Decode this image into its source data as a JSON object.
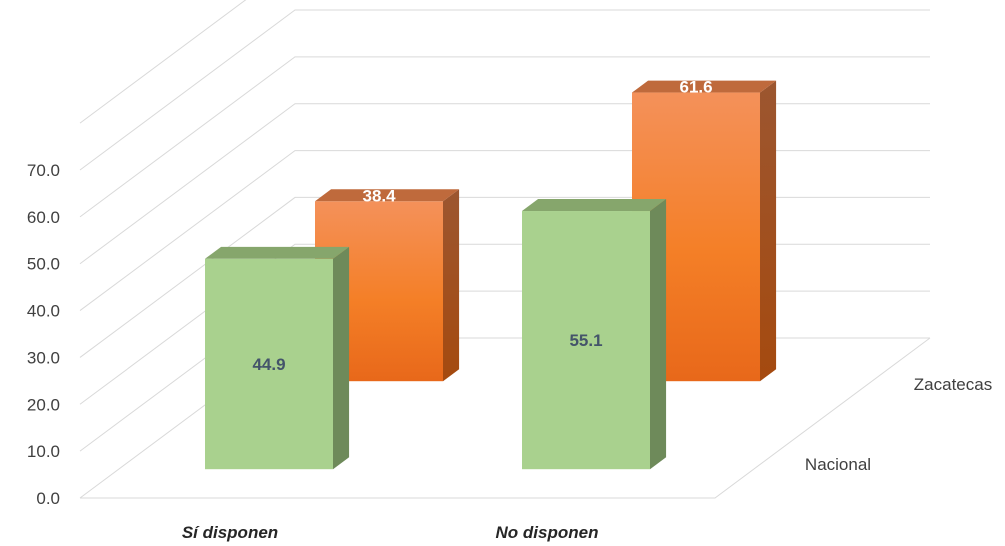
{
  "chart_data": {
    "type": "bar",
    "categories": [
      "Sí disponen",
      "No disponen"
    ],
    "series": [
      {
        "name": "Nacional",
        "values": [
          44.9,
          55.1
        ],
        "color": "#a9d18e"
      },
      {
        "name": "Zacatecas",
        "values": [
          38.4,
          61.6
        ],
        "color": "#f4862a"
      }
    ],
    "y_ticks": [
      "0.0",
      "10.0",
      "20.0",
      "30.0",
      "40.0",
      "50.0",
      "60.0",
      "70.0"
    ],
    "ylim": [
      0,
      70
    ],
    "grid": true,
    "title": "",
    "xlabel": "",
    "ylabel": ""
  }
}
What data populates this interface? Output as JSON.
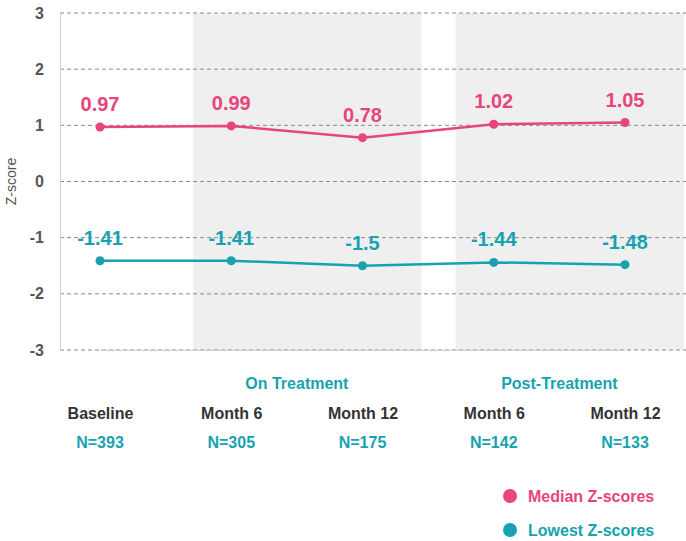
{
  "chart_data": {
    "type": "line",
    "y_label": "Z-score",
    "categories": [
      "Baseline",
      "Month 6",
      "Month 12",
      "Month 6",
      "Month 12"
    ],
    "annotations": [
      "N=393",
      "N=305",
      "N=175",
      "N=142",
      "N=133"
    ],
    "groups": [
      {
        "label": "On Treatment",
        "from": 1,
        "to": 2
      },
      {
        "label": "Post-Treatment",
        "from": 3,
        "to": 4
      }
    ],
    "series": [
      {
        "name": "Median Z-scores",
        "color": "#e8457a",
        "values": [
          0.97,
          0.99,
          0.78,
          1.02,
          1.05
        ]
      },
      {
        "name": "Lowest Z-scores",
        "color": "#17a2b0",
        "values": [
          -1.41,
          -1.41,
          -1.5,
          -1.44,
          -1.48
        ]
      }
    ],
    "ylim": [
      -3,
      3
    ],
    "yticks": [
      -3,
      -2,
      -1,
      0,
      1,
      2,
      3
    ],
    "grid": true,
    "data_labels": true,
    "legend": "bottom-right",
    "marker": "circle"
  }
}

#### Aim of the exercise
Your job is to transcribe the entries above exactly; skip the pictures.

#### Solved exercise
Decode this image into its source data as a JSON object.
{
  "chart_data": {
    "type": "bar",
    "categories": [
      "Sí disponen",
      "No disponen"
    ],
    "series": [
      {
        "name": "Nacional",
        "values": [
          44.9,
          55.1
        ],
        "color": "#a9d18e"
      },
      {
        "name": "Zacatecas",
        "values": [
          38.4,
          61.6
        ],
        "color": "#f4862a"
      }
    ],
    "y_ticks": [
      "0.0",
      "10.0",
      "20.0",
      "30.0",
      "40.0",
      "50.0",
      "60.0",
      "70.0"
    ],
    "ylim": [
      0,
      70
    ],
    "grid": true,
    "title": "",
    "xlabel": "",
    "ylabel": ""
  }
}
What data populates this interface? Output as JSON.
{
  "chart_data": {
    "type": "line",
    "y_label": "Z-score",
    "categories": [
      "Baseline",
      "Month 6",
      "Month 12",
      "Month 6",
      "Month 12"
    ],
    "annotations": [
      "N=393",
      "N=305",
      "N=175",
      "N=142",
      "N=133"
    ],
    "groups": [
      {
        "label": "On Treatment",
        "from": 1,
        "to": 2
      },
      {
        "label": "Post-Treatment",
        "from": 3,
        "to": 4
      }
    ],
    "series": [
      {
        "name": "Median Z-scores",
        "color": "#e8457a",
        "values": [
          0.97,
          0.99,
          0.78,
          1.02,
          1.05
        ]
      },
      {
        "name": "Lowest Z-scores",
        "color": "#17a2b0",
        "values": [
          -1.41,
          -1.41,
          -1.5,
          -1.44,
          -1.48
        ]
      }
    ],
    "ylim": [
      -3,
      3
    ],
    "yticks": [
      -3,
      -2,
      -1,
      0,
      1,
      2,
      3
    ],
    "grid": true,
    "data_labels": true,
    "legend": "bottom-right",
    "marker": "circle"
  }
}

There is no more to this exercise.